- [EXCERPTED TEXT]:
§ §

Btrfs: fix fiemap bugs with delalloc
authorChris Mason <chris.mason@oracle.com>
Wed, 23 Feb 2011 21:23:20 +0000 (16:23 -0500)
committerChris Mason <chris.mason@oracle.com>
Wed, 23 Feb 2011 21:23:20 +0000 (16:23 -0500)
The Btrfs fiemap code wasn't properly returning delalloc extents,
so applications that trust fiemap to decide if there are holes in the
file see holes instead of delalloc.

This reworks the btrfs fiemap code, adding a get_extent helper that
searches for delalloc ranges and also adding a helper for extent_fiemap
that skips past holes in the file.

Signed-off-by: Chris Mason <chris.mason@oracle.com>
fs/btrfs/extent_io.c
fs/btrfs/extent_io.h
fs/btrfs/inode.c

index e7aeba2427018041afb137c26bfaba213de98d98..ff45b80d90f05a5fbbdfe874de8f6cdc2d037afb 100644 (file)
@@ -1433,12 +1433,13 @@ int extent_clear_unlock_delalloc(struct inode *inode,
  */
 u64 count_range_bits(struct extent_io_tree *tree,
                     u64 *start, u64 search_end, u64 max_bytes,
-                    unsigned long bits)

§ §

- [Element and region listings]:
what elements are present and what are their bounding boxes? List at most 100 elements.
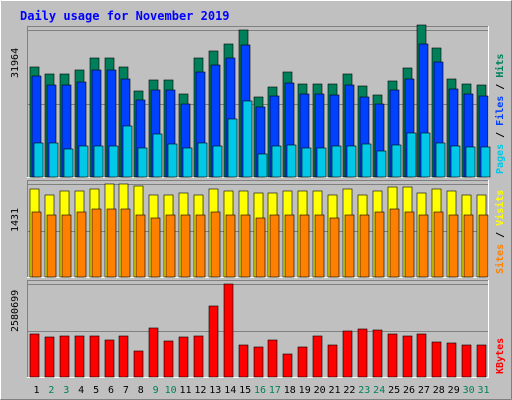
bar-kbytes-day-14 xyxy=(223,283,234,378)
bar-pages-day-31 xyxy=(480,146,491,178)
bar-pages-day-14 xyxy=(227,118,238,178)
bar-pages-day-29 xyxy=(450,145,461,178)
bar-kbytes-day-1 xyxy=(29,333,40,378)
panel-legend: Sites / Visits xyxy=(494,190,506,274)
bar-sites-day-24 xyxy=(374,211,385,278)
bar-pages-day-4 xyxy=(78,145,89,178)
bar-sites-day-28 xyxy=(433,211,444,278)
bar-kbytes-day-3 xyxy=(59,335,70,378)
bar-pages-day-26 xyxy=(406,132,417,178)
bar-kbytes-day-15 xyxy=(238,344,249,378)
day-labels: 1 2 3 4 5 6 7 8 9 10 11 12 13 14 15 16 17 18 19 20 21 22 23 24 2… xyxy=(33,385,489,396)
bar-pages-day-15 xyxy=(242,100,253,178)
bar-pages-day-30 xyxy=(465,146,476,178)
bar-pages-day-11 xyxy=(182,147,193,178)
bar-pages-day-27 xyxy=(420,132,431,178)
bar-kbytes-day-2 xyxy=(44,336,55,378)
day-label-24: 24 xyxy=(373,385,385,396)
bar-sites-day-29 xyxy=(448,214,459,278)
bar-kbytes-day-25 xyxy=(387,333,398,378)
bar-kbytes-day-31 xyxy=(476,344,487,378)
bar-sites-day-6 xyxy=(106,208,117,278)
bar-kbytes-day-4 xyxy=(74,335,85,378)
bar-pages-day-24 xyxy=(376,150,387,178)
day-label-25: 25 xyxy=(388,385,400,396)
bar-sites-day-4 xyxy=(76,211,87,278)
bar-sites-day-19 xyxy=(299,214,310,278)
legend-pages: Pages xyxy=(495,144,506,174)
day-label-6: 6 xyxy=(108,385,114,396)
bar-sites-day-3 xyxy=(61,214,72,278)
bar-sites-day-17 xyxy=(269,214,280,278)
bar-pages-day-28 xyxy=(435,142,446,178)
bar-sites-day-31 xyxy=(478,214,489,278)
bar-pages-day-6 xyxy=(108,145,119,178)
panel-hits-files-pages: 31964 Pages / Files / Hits xyxy=(10,24,506,178)
bar-kbytes-day-8 xyxy=(133,350,144,378)
chart-panels: 31964 Pages / Files / Hits 1431 Sites / Vis… xyxy=(10,24,506,378)
bar-kbytes-day-5 xyxy=(89,335,100,378)
day-label-5: 5 xyxy=(93,385,99,396)
legend-sites: Sites xyxy=(494,244,506,274)
day-label-16: 16 xyxy=(254,385,266,396)
day-label-27: 27 xyxy=(418,385,430,396)
bar-sites-day-5 xyxy=(91,208,102,278)
bar-pages-day-5 xyxy=(93,145,104,178)
day-label-31: 31 xyxy=(477,385,489,396)
bar-kbytes-day-20 xyxy=(312,335,323,378)
day-label-22: 22 xyxy=(343,385,355,396)
bar-kbytes-day-18 xyxy=(282,353,293,378)
day-label-4: 4 xyxy=(78,385,84,396)
day-label-23: 23 xyxy=(358,385,370,396)
bar-kbytes-day-12 xyxy=(193,335,204,378)
bar-sites-day-18 xyxy=(284,214,295,278)
day-label-13: 13 xyxy=(209,385,221,396)
bar-kbytes-day-13 xyxy=(208,305,219,378)
day-label-20: 20 xyxy=(314,385,326,396)
bar-kbytes-day-30 xyxy=(461,344,472,378)
bar-pages-day-13 xyxy=(212,145,223,178)
day-label-7: 7 xyxy=(123,385,129,396)
day-label-29: 29 xyxy=(448,385,460,396)
bar-pages-day-2 xyxy=(48,142,59,178)
day-label-11: 11 xyxy=(179,385,191,396)
day-label-17: 17 xyxy=(269,385,281,396)
bar-pages-day-3 xyxy=(63,148,74,178)
bar-pages-day-10 xyxy=(167,143,178,178)
bar-kbytes-day-19 xyxy=(297,346,308,378)
day-label-18: 18 xyxy=(284,385,296,396)
day-label-15: 15 xyxy=(239,385,251,396)
day-label-1: 1 xyxy=(33,385,39,396)
bar-pages-day-16 xyxy=(257,153,268,178)
bar-sites-day-13 xyxy=(210,211,221,278)
bar-sites-day-30 xyxy=(463,214,474,278)
day-label-14: 14 xyxy=(224,385,236,396)
bar-kbytes-day-27 xyxy=(416,333,427,378)
bar-kbytes-day-29 xyxy=(446,342,457,378)
bar-kbytes-day-21 xyxy=(327,344,338,378)
bar-kbytes-day-26 xyxy=(402,335,413,378)
bar-sites-day-2 xyxy=(46,214,57,278)
bar-sites-day-25 xyxy=(389,208,400,278)
panel-visits-sites: 1431 Sites / Visits xyxy=(10,180,506,278)
bar-pages-day-20 xyxy=(316,147,327,178)
panel-legend: KBytes xyxy=(495,338,506,374)
day-label-19: 19 xyxy=(299,385,311,396)
bar-sites-day-27 xyxy=(418,214,429,278)
bar-sites-day-7 xyxy=(120,208,131,278)
bar-kbytes-day-23 xyxy=(357,328,368,378)
panel-kbytes: 2580699 KBytes xyxy=(10,280,506,378)
bar-sites-day-21 xyxy=(329,217,340,278)
bar-kbytes-day-10 xyxy=(163,340,174,378)
bar-kbytes-day-24 xyxy=(372,329,383,378)
bar-sites-day-16 xyxy=(255,217,266,278)
bar-pages-day-23 xyxy=(361,143,372,178)
bar-pages-day-9 xyxy=(152,133,163,178)
bar-kbytes-day-9 xyxy=(148,327,159,378)
bar-pages-day-19 xyxy=(301,147,312,178)
bar-sites-day-8 xyxy=(135,214,146,278)
bar-sites-day-14 xyxy=(225,214,236,278)
y-max-label: 31964 xyxy=(10,48,21,78)
bar-sites-day-1 xyxy=(31,211,42,278)
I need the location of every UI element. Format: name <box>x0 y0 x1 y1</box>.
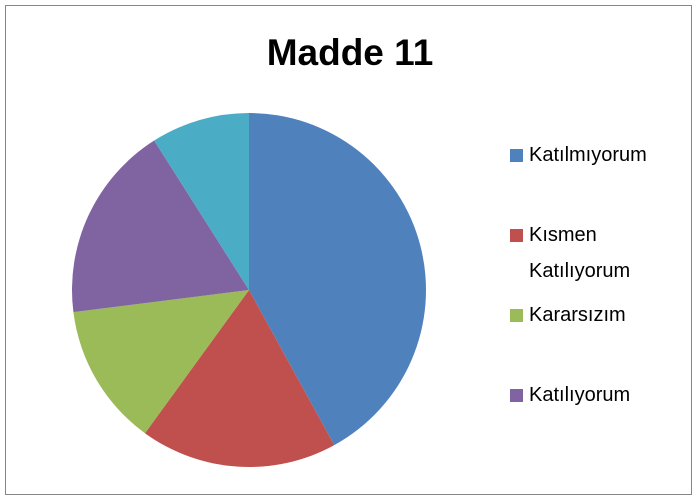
pie-slice <box>154 113 249 290</box>
legend-swatch <box>510 229 523 242</box>
legend-label: Katılıyorum <box>529 384 631 406</box>
legend-label: Kısmen Katılıyorum <box>529 224 631 282</box>
pie-slice <box>71 140 249 313</box>
legend-item: Katılmıyorum <box>510 137 670 173</box>
legend-item: Kararsızım <box>510 297 670 333</box>
pie-slice <box>144 290 335 467</box>
legend-swatch <box>510 389 523 402</box>
legend-swatch <box>510 149 523 162</box>
legend-swatch <box>510 309 523 322</box>
legend-label: Katılmıyorum <box>529 144 647 166</box>
legend-item: Kısmen Katılıyorum <box>510 217 670 289</box>
legend-label: Kararsızım <box>529 304 626 326</box>
pie-slice <box>73 290 250 434</box>
pie-slice <box>249 113 426 446</box>
legend-item: Katılıyorum <box>510 377 670 413</box>
chart-title: Madde 11 <box>267 32 434 73</box>
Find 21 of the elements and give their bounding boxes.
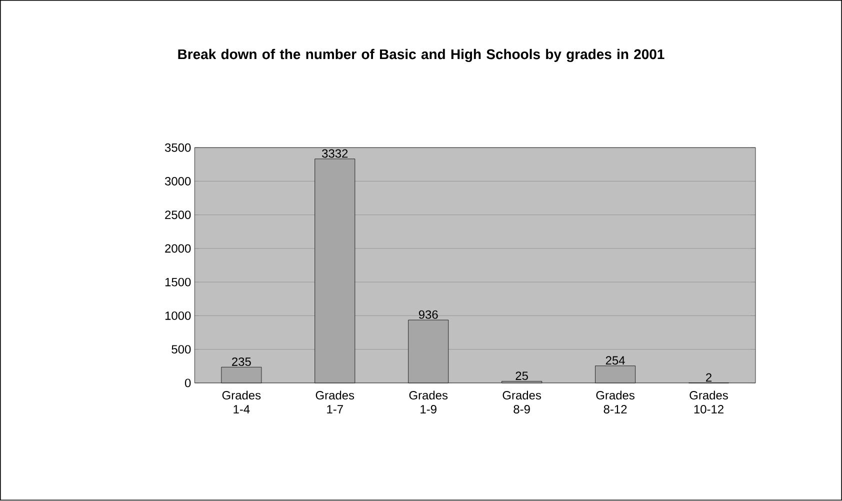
data-label: 2 [706,373,712,382]
x-tick-label: Grades 10-12 [690,390,728,414]
data-label: 936 [418,310,438,320]
chart-title: Break down of the number of Basic and High Schools by grades in 2001 [178,49,664,62]
x-tick-label: Grades 8-12 [596,390,634,414]
y-tick-label: 3000 [164,177,191,186]
y-tick-label: 0 [184,378,191,388]
y-tick-label: 2500 [165,210,191,220]
y-tick-label: 3500 [164,144,191,152]
x-tick-label: Grades 8-9 [502,390,542,414]
x-tick-label: Grades 1-9 [409,390,448,414]
y-tick-label: 1000 [165,312,191,320]
data-label: 254 [606,356,625,365]
y-tick-label: 500 [172,345,191,354]
y-tick-label: 2000 [165,244,191,253]
y-tick-label: 1500 [165,278,191,287]
x-tick-label: Grades 1-4 [222,390,261,414]
x-tick-label: Grades 1-7 [316,390,354,414]
data-label: 235 [232,358,251,366]
data-label: 3332 [322,149,348,158]
data-label: 25 [516,372,528,380]
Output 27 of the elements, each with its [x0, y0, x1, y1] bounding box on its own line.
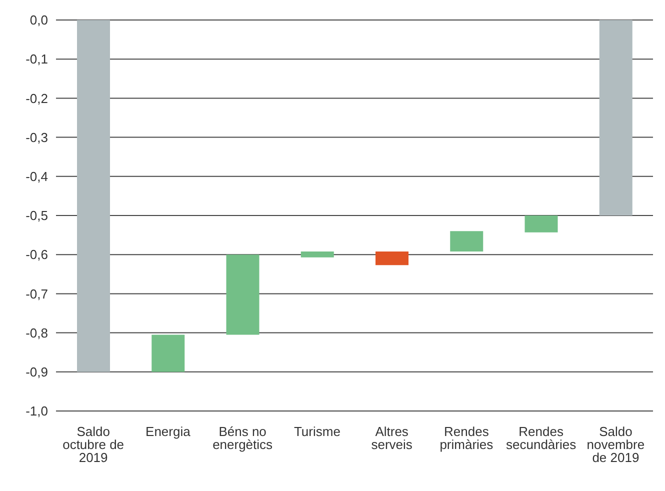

§ §

- [EXERCISE INSTRUCTIONS]:
**A.** List the source files changed by the Btrfs fiemap commit.
**B.** In the records, take everything from the line containing "pie-slice <box>154 113 249 290</box>" down to the line containing "pie-slice <box>71 140 249 313</box>" and write those lines out again with "legend-label" swapped for "legend-text". Give only those lines.

- [TASK RESPONSES]:
**A.**
fs/btrfs/extent_io.c
fs/btrfs/extent_io.h
fs/btrfs/inode.c

**B.**
pie-slice <box>154 113 249 290</box>
legend-swatch <box>510 229 523 242</box>
legend-text: Katılıyorum <box>529 384 631 406</box>
legend-text: Kısmen Katılıyorum <box>529 224 631 282</box>
pie-slice <box>71 140 249 313</box>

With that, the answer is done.